### WRITTEN EXERCISE:
Retype the listing that follows, word for word.

### MATERIAL FOR THIS TASK:
%%
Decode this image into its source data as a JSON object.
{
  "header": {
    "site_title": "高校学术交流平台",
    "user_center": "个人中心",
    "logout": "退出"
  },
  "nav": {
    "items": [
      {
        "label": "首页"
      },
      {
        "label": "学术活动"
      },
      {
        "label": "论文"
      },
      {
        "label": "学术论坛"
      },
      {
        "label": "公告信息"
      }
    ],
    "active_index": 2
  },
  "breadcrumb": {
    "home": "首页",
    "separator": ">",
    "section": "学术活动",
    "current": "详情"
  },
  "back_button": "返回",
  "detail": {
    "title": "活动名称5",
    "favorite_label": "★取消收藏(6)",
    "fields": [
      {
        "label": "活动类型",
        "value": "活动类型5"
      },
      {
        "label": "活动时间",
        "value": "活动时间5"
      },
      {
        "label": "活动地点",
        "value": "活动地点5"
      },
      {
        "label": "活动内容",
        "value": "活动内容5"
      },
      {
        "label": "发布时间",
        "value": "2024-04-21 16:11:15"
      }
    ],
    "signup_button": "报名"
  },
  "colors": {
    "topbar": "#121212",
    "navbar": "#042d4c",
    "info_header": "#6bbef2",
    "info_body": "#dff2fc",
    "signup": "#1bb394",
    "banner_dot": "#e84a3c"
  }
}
%%
### TASK OUTPUT:
Decode this image into its source data as a JSON object.
{
  "header": {
    "site_title": "高校学术交流平台",
    "user_center": "个人中心",
    "logout": "退出"
  },
  "nav": {
    "items": [
      {
        "label": "首页"
      },
      {
        "label": "学术活动"
      },
      {
        "label": "论文"
      },
      {
        "label": "学术论坛"
      },
      {
        "label": "公告信息"
      }
    ],
    "active_index": 2
  },
  "breadcrumb": {
    "home": "首页",
    "separator": ">",
    "section": "学术活动",
    "current": "详情"
  },
  "back_button": "返回",
  "detail": {
    "title": "活动名称5",
    "favorite_label": "★取消收藏(6)",
    "fields": [
      {
        "label": "活动类型",
        "value": "活动类型5"
      },
      {
        "label": "活动时间",
        "value": "活动时间5"
      },
      {
        "label": "活动地点",
        "value": "活动地点5"
      },
      {
        "label": "活动内容",
        "value": "活动内容5"
      },
      {
        "label": "发布时间",
        "value": "2024-04-21 16:11:15"
      }
    ],
    "signup_button": "报名"
  },
  "colors": {
    "topbar": "#121212",
    "navbar": "#042d4c",
    "info_header": "#6bbef2",
    "info_body": "#dff2fc",
    "signup": "#1bb394",
    "banner_dot": "#e84a3c"
  }
}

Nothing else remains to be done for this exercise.